What the exercise asks: Identify, in the records below, every line where the string "ناشران" appears, and copy each such line.

(Dataset records)
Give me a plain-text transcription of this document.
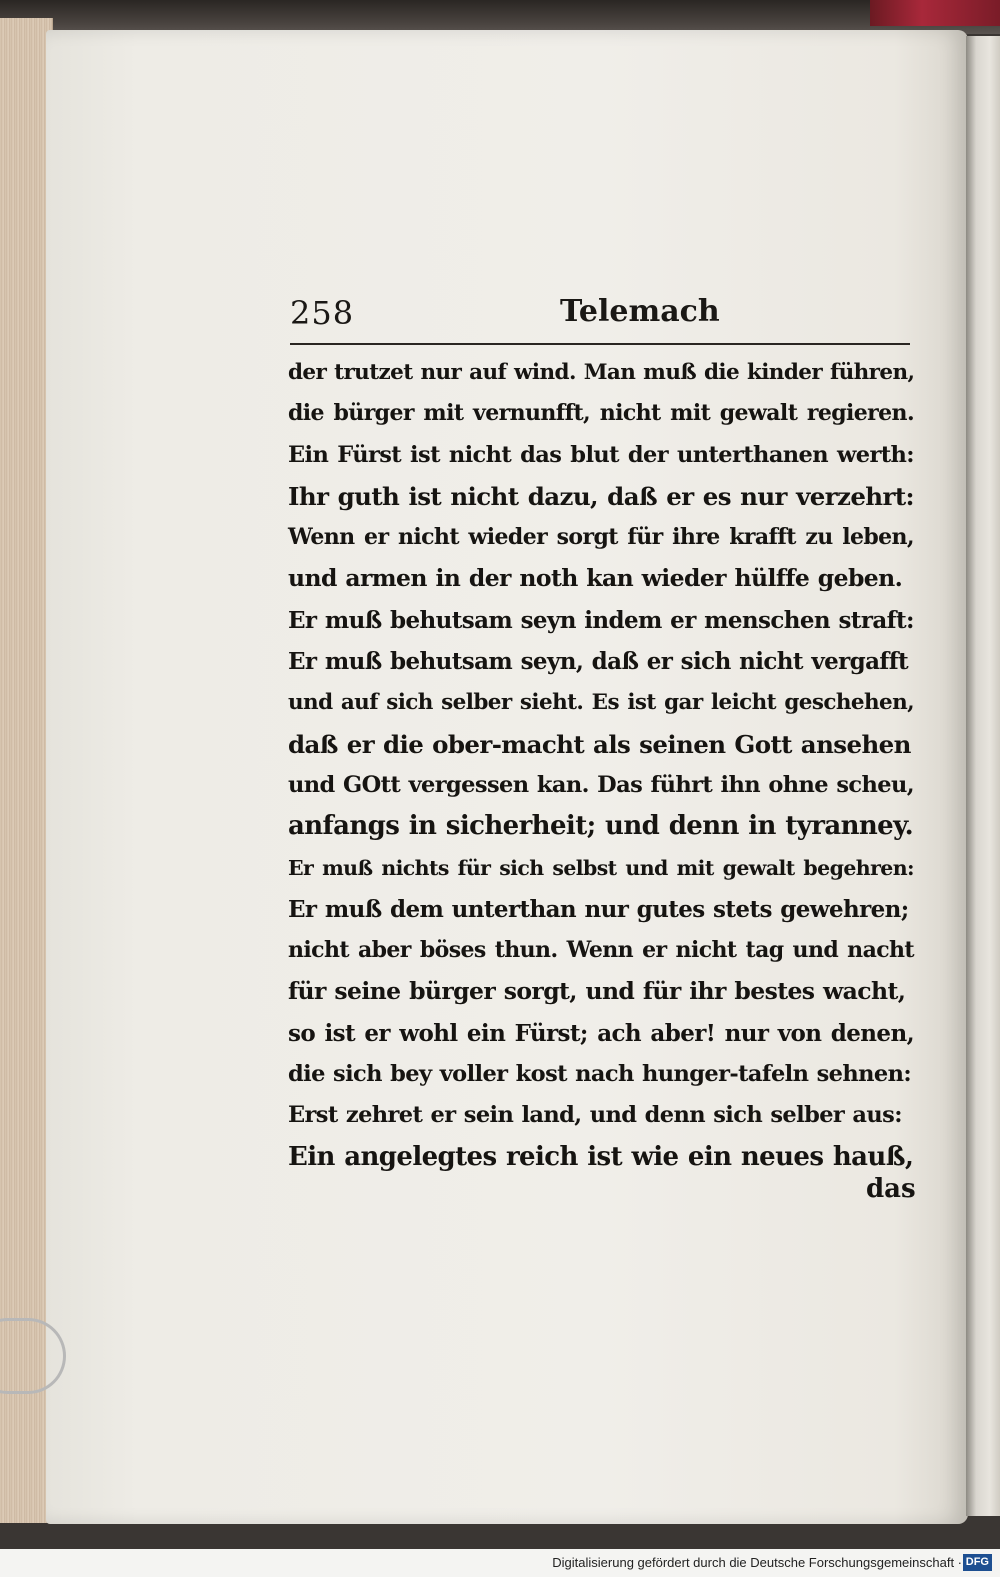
258	Telemach
der trutzet nur auf wind. Man muß die kinder führen,
die bürger mit vernunfft, nicht mit gewalt regieren.
Ein Fürst ist nicht das blut der unterthanen werth:
Ihr guth ist nicht dazu, daß er es nur verzehrt:
Wenn er nicht wieder sorgt für ihre krafft zu leben,
und armen in der noth kan wieder hülffe geben.
Er muß behutsam seyn indem er menschen straft:
Er muß behutsam seyn, daß er sich nicht vergafft
und auf sich selber sieht. Es ist gar leicht geschehen,
daß er die ober-macht als seinen Gott ansehen
und GOtt vergessen kan. Das führt ihn ohne scheu,
anfangs in sicherheit; und denn in tyranney.
Er muß nichts für sich selbst und mit gewalt begehren:
Er muß dem unterthan nur gutes stets gewehren;
nicht aber böses thun. Wenn er nicht tag und nacht
für seine bürger sorgt, und für ihr bestes wacht,
so ist er wohl ein Fürst; ach aber! nur von denen,
die sich bey voller kost nach hunger-tafeln sehnen:
Erst zehret er sein land, und denn sich selber aus:
Ein angelegtes reich ist wie ein neues hauß,
das
Digitalisierung gefördert durch die Deutsche Forschungsgemeinschaft · DFG
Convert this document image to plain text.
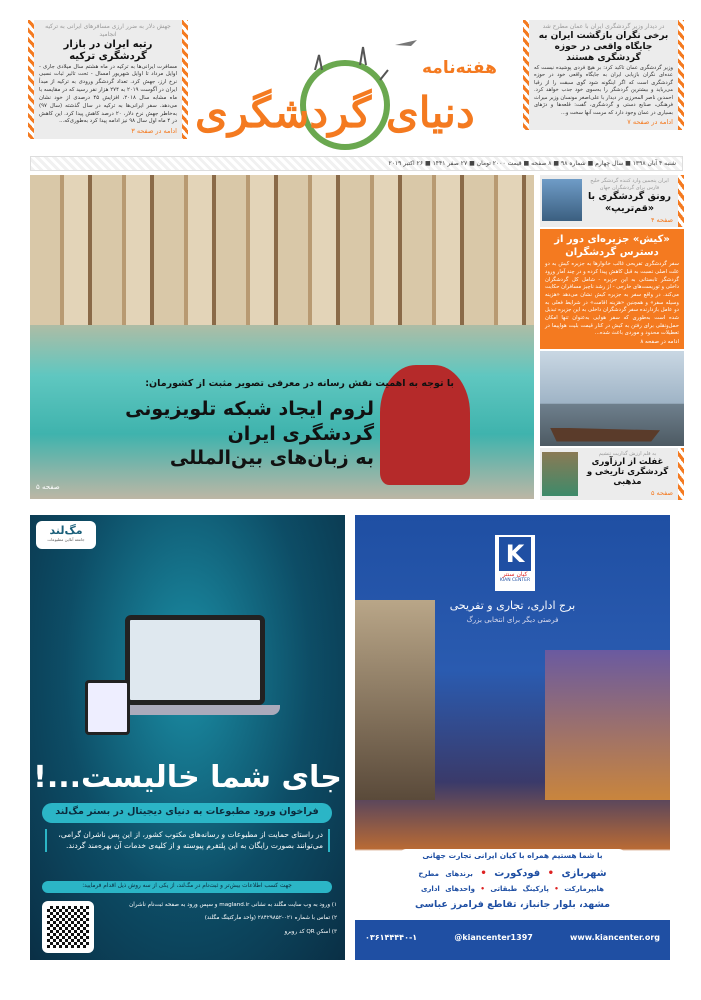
جهش دلار به ضرر ارزی مسافرهای ایرانی به ترکیه انجامید
رتبه ایران در بازار گردشگری ترکیه
مسافرت ایرانی‌ها به ترکیه در ماه هشتم سال میلادی جاری - اوایل مرداد تا اوایل شهریور امسال - تحت تاثیر ثبات نسبی نرخ ارز، جهش کرد. تعداد گردشگر ورودی به ترکیه از مبدأ ایران در آگوست ۲۰۱۹ به ۲۷۴ هزار نفر رسید که در مقایسه با ماه مشابه سال ۲۰۱۸، افزایش ۴۵ درصدی از خود نشان می‌دهد. سفر ایرانی‌ها به ترکیه در سال گذشته (سال ۹۷) به‌خاطر جهش نرخ دلار، ۲۰ درصد کاهش پیدا کرد. این کاهش در ۴ ماه اول سال ۹۸ نیز ادامه پیدا کرد به‌طوری‌که...
ادامه در صفحه ۳
در دیدار وزیر گردشگری ایران با عمان مطرح شد
برخی نگران بازگشت ایران به جایگاه واقعی در حوزه گردشگری هستند
وزیر گردشگری عمان تاکید کرد: بر هیچ فردی پوشیده نیست که عده‌ای نگران بازیابی ایران به جایگاه واقعی خود در حوزه گردشگری است که اگر اینگونه شود گوی سبقت را از رقبا می‌رباید و بیشترین گردشگر را به‌سوی خود جذب خواهد کرد. احمدبن ناصر المحرزی در دیدار با علی‌اصغر مونسان وزیر میراث فرهنگی، صنایع دستی و گردشگری، گفت: قلعه‌ها و دژهای بسیاری در عمان وجود دارد که مرمت آنها سخت و...
ادامه در صفحه ۷
هفته‌نامه
دنیای گردشگری
شنبه ۴ آبان ۱۳۹۸ ■ سال چهارم ■ شماره ۹۸ ■ ۸ صفحه ■ قیمت ۲۰۰۰ تومان ■ ۲۷ صفر ۱۴۴۱ ■ ۲۶ اکتبر ۲۰۱۹
با توجه به اهمیت نقش رسانه در معرفی تصویر مثبت از کشورمان:
لزوم ایجاد شبکه تلویزیونی
گردشگری ایران
به زبان‌های بین‌المللی
صفحه ۵
ایران پنجمین وارد کننده گردشگر خلیج فارس برای گردشگران جهان
رونق گردشگری با «قم‌تریپ»
صفحه ۴
«کیش» جزیره‌ای دور از دسترس گردشگران
سفر گردشگری تفریحی غالب خانوارها به جزیره کیش به دو علت اصلی نسبت به قبل کاهش پیدا کرده و در چند آمار ورود گردشگر تابستانی به این جزیره - شامل کل گردشگران داخلی و توریست‌های خارجی - از رشد ناچیز مسافران حکایت می‌کند. در واقع سفر به جزیره کیش نشان می‌دهد «هزینه وسیله سفر» و همچنین «هزینه اقامت» در شرایط فعلی به دو عامل بازدارنده سفر گردشگران داخلی به این جزیره تبدیل شده است به‌طوری که سفر هوایی به‌عنوان تنها امکان حمل‌ونقلی برای رفتن به کیش در کنار قیمت بلیت هواپیما در تعطیلات محدود و موردی باعث شده...
ادامه در صفحه ۸
به قلم ارزش گذاریت تنشیم
غفلت از ارزآوری گردشگری تاریخی و مذهبی
صفحه ۵
مگ‌لند
جامعه آنلاین مطبوعات
جای شما خالیست...!
فراخوان ورود مطبوعات به دنیای دیجیتال در بستر مگ‌لند
در راستای حمایت از مطبوعات و رسانه‌های مکتوب کشور، از این پس ناشران گرامی، می‌توانند بصورت رایگان به این پلتفرم پیوسته و از کلیه‌ی خدمات آن بهره‌مند گردند.
جهت کسب اطلاعات بیش‌تر و ثبت‌نام در مگ‌لند، از یکی از سه روش ذیل اقدام فرمایید:
۱) ورود به وب سایت مگلند به نشانی magland.ir و سپس ورود به صفحه ثبت‌نام ناشران
۲) تماس با شماره ۰۲۱-۲۸۴۲۹۸۵۲ (واحد مارکتینگ مگلند)
۳) اسکن QR کد روبرو
K
کیان سنتر
KIAN CENTER
برج اداری، تجاری و تفریحی
فرصتی دیگر برای انتخابی بزرگ
با شما هستیم همراه با کیان ایرانی تجارت جهانی
شهربازی • فودکورت • برندهای مطرح
هایپرمارکت • پارکینگ طبقاتی • واحدهای اداری
مشهد، بلوار جانباز، تقاطع فرامرز عباسی
۰۳۶۱۴۴۴۴۰-۱	@kiancenter1397	www.kiancenter.org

Response for this exercise:
در راستای حمایت از مطبوعات و رسانه‌های مکتوب کشور، از این پس ناشران گرامی، می‌توانند بصورت رایگان به این پلتفرم پیوسته و از کلیه‌ی خدمات آن بهره‌مند گردند.
۱) ورود به وب سایت مگلند به نشانی magland.ir و سپس ورود به صفحه ثبت‌نام ناشران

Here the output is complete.